**Extracted entries**
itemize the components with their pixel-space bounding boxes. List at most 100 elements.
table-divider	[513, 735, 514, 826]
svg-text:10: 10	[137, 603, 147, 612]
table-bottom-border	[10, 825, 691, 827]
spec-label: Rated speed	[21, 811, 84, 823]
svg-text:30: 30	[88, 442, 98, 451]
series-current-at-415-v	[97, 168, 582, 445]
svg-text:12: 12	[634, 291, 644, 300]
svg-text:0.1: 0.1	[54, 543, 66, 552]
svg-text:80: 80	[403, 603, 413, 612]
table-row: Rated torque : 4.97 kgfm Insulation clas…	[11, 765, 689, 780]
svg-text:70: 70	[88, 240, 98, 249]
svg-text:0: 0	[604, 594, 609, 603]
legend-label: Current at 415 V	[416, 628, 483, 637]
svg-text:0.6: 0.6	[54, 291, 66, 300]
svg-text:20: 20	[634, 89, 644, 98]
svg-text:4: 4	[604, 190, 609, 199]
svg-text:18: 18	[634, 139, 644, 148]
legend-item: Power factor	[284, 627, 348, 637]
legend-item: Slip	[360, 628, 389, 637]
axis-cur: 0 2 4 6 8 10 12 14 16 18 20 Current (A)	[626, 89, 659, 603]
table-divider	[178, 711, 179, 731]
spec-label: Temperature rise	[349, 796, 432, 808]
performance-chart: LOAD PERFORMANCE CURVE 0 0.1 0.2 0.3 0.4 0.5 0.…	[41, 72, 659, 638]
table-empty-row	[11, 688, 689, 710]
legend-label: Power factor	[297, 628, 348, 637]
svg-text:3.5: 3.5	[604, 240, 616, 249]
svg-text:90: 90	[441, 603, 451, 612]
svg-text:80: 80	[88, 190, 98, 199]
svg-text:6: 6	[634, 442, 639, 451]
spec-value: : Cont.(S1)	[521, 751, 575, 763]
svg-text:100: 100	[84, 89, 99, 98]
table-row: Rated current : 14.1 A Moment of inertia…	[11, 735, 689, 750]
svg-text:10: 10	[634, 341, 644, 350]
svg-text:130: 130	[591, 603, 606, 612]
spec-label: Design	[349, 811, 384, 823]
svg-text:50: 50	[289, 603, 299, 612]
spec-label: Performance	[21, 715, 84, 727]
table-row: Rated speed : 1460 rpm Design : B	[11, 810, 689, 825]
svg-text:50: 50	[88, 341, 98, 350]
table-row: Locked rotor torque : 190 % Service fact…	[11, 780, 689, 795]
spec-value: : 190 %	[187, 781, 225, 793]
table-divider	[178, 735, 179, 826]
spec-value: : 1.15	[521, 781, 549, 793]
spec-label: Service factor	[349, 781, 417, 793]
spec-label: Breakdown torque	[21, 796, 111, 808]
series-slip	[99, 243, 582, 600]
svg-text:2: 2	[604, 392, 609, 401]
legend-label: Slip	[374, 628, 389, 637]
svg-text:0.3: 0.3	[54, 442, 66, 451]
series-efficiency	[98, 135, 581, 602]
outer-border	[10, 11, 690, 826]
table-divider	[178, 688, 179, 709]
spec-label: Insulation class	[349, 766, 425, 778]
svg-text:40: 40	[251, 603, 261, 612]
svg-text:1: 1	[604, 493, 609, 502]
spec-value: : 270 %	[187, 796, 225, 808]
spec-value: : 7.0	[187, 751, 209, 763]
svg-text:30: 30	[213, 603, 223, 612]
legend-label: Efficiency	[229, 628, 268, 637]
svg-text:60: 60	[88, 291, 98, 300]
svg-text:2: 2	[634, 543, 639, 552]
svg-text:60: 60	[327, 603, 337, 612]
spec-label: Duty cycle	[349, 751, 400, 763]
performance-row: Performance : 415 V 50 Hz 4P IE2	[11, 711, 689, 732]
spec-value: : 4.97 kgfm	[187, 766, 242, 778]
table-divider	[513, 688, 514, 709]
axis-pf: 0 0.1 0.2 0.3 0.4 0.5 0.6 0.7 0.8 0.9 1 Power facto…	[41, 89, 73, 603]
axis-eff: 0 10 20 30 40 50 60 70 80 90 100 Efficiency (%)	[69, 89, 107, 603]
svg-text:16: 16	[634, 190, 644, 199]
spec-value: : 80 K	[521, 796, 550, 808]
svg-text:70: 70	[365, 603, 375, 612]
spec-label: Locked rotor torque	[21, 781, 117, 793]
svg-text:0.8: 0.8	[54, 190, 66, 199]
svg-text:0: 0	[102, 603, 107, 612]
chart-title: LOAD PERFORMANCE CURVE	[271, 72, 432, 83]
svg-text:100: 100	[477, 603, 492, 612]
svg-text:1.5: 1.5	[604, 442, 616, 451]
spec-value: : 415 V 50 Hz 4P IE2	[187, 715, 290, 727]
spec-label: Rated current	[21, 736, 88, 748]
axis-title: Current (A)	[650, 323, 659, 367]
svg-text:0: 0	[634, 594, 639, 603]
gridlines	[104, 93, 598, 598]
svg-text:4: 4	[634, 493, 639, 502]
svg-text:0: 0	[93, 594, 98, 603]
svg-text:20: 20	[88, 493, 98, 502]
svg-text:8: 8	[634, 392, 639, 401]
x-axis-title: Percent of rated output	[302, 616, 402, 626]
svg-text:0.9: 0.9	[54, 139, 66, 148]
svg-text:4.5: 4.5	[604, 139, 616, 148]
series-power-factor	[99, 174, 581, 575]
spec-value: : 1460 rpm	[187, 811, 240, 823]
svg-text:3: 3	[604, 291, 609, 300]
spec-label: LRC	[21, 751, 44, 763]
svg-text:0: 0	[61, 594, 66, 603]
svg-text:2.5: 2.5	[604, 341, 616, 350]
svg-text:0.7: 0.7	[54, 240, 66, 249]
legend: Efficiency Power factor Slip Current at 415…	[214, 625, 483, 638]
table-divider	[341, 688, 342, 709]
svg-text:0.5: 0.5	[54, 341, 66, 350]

**Stated exercise**
Reproduce every line of the items above without any changes.

**Task output**
itemize the components with their pixel-space bounding boxes. List at most 100 elements.
table-divider	[513, 735, 514, 826]
svg-text:10: 10	[137, 603, 147, 612]
table-bottom-border	[10, 825, 691, 827]
spec-label: Rated speed	[21, 811, 84, 823]
svg-text:30: 30	[88, 442, 98, 451]
series-current-at-415-v	[97, 168, 582, 445]
svg-text:12: 12	[634, 291, 644, 300]
svg-text:0.1: 0.1	[54, 543, 66, 552]
svg-text:80: 80	[403, 603, 413, 612]
table-row: Rated torque : 4.97 kgfm Insulation clas…	[11, 765, 689, 780]
svg-text:70: 70	[88, 240, 98, 249]
svg-text:0: 0	[604, 594, 609, 603]
legend-label: Current at 415 V	[416, 628, 483, 637]
svg-text:0.6: 0.6	[54, 291, 66, 300]
svg-text:20: 20	[634, 89, 644, 98]
svg-text:4: 4	[604, 190, 609, 199]
svg-text:18: 18	[634, 139, 644, 148]
legend-item: Power factor	[284, 627, 348, 637]
legend-item: Slip	[360, 628, 389, 637]
axis-cur: 0 2 4 6 8 10 12 14 16 18 20 Current (A)	[626, 89, 659, 603]
table-divider	[178, 711, 179, 731]
spec-label: Temperature rise	[349, 796, 432, 808]
performance-chart: LOAD PERFORMANCE CURVE 0 0.1 0.2 0.3 0.4 0.5 0.…	[41, 72, 659, 638]
table-empty-row	[11, 688, 689, 710]
legend-label: Power factor	[297, 628, 348, 637]
svg-text:3.5: 3.5	[604, 240, 616, 249]
svg-text:90: 90	[441, 603, 451, 612]
svg-text:80: 80	[88, 190, 98, 199]
svg-text:6: 6	[634, 442, 639, 451]
spec-value: : Cont.(S1)	[521, 751, 575, 763]
svg-text:100: 100	[84, 89, 99, 98]
table-row: Rated current : 14.1 A Moment of inertia…	[11, 735, 689, 750]
svg-text:10: 10	[634, 341, 644, 350]
svg-text:130: 130	[591, 603, 606, 612]
spec-label: Design	[349, 811, 384, 823]
svg-text:50: 50	[289, 603, 299, 612]
spec-label: Performance	[21, 715, 84, 727]
table-row: Rated speed : 1460 rpm Design : B	[11, 810, 689, 825]
svg-text:50: 50	[88, 341, 98, 350]
table-row: Locked rotor torque : 190 % Service fact…	[11, 780, 689, 795]
spec-value: : 190 %	[187, 781, 225, 793]
table-divider	[178, 735, 179, 826]
spec-value: : 1.15	[521, 781, 549, 793]
spec-label: Service factor	[349, 781, 417, 793]
spec-label: Breakdown torque	[21, 796, 111, 808]
series-slip	[99, 243, 582, 600]
svg-text:2: 2	[604, 392, 609, 401]
legend-label: Slip	[374, 628, 389, 637]
svg-text:0.3: 0.3	[54, 442, 66, 451]
series-efficiency	[98, 135, 581, 602]
outer-border	[10, 11, 690, 826]
table-divider	[178, 688, 179, 709]
spec-label: Insulation class	[349, 766, 425, 778]
svg-text:40: 40	[251, 603, 261, 612]
svg-text:1: 1	[604, 493, 609, 502]
spec-value: : 270 %	[187, 796, 225, 808]
spec-value: : 7.0	[187, 751, 209, 763]
svg-text:30: 30	[213, 603, 223, 612]
legend-label: Efficiency	[229, 628, 268, 637]
svg-text:60: 60	[88, 291, 98, 300]
svg-text:2: 2	[634, 543, 639, 552]
svg-text:60: 60	[327, 603, 337, 612]
spec-label: Duty cycle	[349, 751, 400, 763]
performance-row: Performance : 415 V 50 Hz 4P IE2	[11, 711, 689, 732]
spec-value: : 4.97 kgfm	[187, 766, 242, 778]
table-divider	[513, 688, 514, 709]
axis-pf: 0 0.1 0.2 0.3 0.4 0.5 0.6 0.7 0.8 0.9 1 Power facto…	[41, 89, 73, 603]
axis-eff: 0 10 20 30 40 50 60 70 80 90 100 Efficiency (%)	[69, 89, 107, 603]
svg-text:16: 16	[634, 190, 644, 199]
spec-value: : 80 K	[521, 796, 550, 808]
svg-text:70: 70	[365, 603, 375, 612]
spec-label: Locked rotor torque	[21, 781, 117, 793]
svg-text:0.8: 0.8	[54, 190, 66, 199]
svg-text:0: 0	[102, 603, 107, 612]
chart-title: LOAD PERFORMANCE CURVE	[271, 72, 432, 83]
svg-text:100: 100	[477, 603, 492, 612]
svg-text:1.5: 1.5	[604, 442, 616, 451]
spec-value: : 415 V 50 Hz 4P IE2	[187, 715, 290, 727]
spec-label: Rated current	[21, 736, 88, 748]
axis-title: Current (A)	[650, 323, 659, 367]
svg-text:0: 0	[634, 594, 639, 603]
gridlines	[104, 93, 598, 598]
svg-text:4: 4	[634, 493, 639, 502]
svg-text:0: 0	[93, 594, 98, 603]
svg-text:20: 20	[88, 493, 98, 502]
svg-text:8: 8	[634, 392, 639, 401]
x-axis-title: Percent of rated output	[302, 616, 402, 626]
svg-text:0.9: 0.9	[54, 139, 66, 148]
svg-text:4.5: 4.5	[604, 139, 616, 148]
series-power-factor	[99, 174, 581, 575]
spec-value: : 1460 rpm	[187, 811, 240, 823]
svg-text:3: 3	[604, 291, 609, 300]
spec-label: LRC	[21, 751, 44, 763]
svg-text:0: 0	[61, 594, 66, 603]
svg-text:2.5: 2.5	[604, 341, 616, 350]
svg-text:0.7: 0.7	[54, 240, 66, 249]
legend: Efficiency Power factor Slip Current at 415…	[214, 625, 483, 638]
table-divider	[341, 688, 342, 709]
svg-text:0.5: 0.5	[54, 341, 66, 350]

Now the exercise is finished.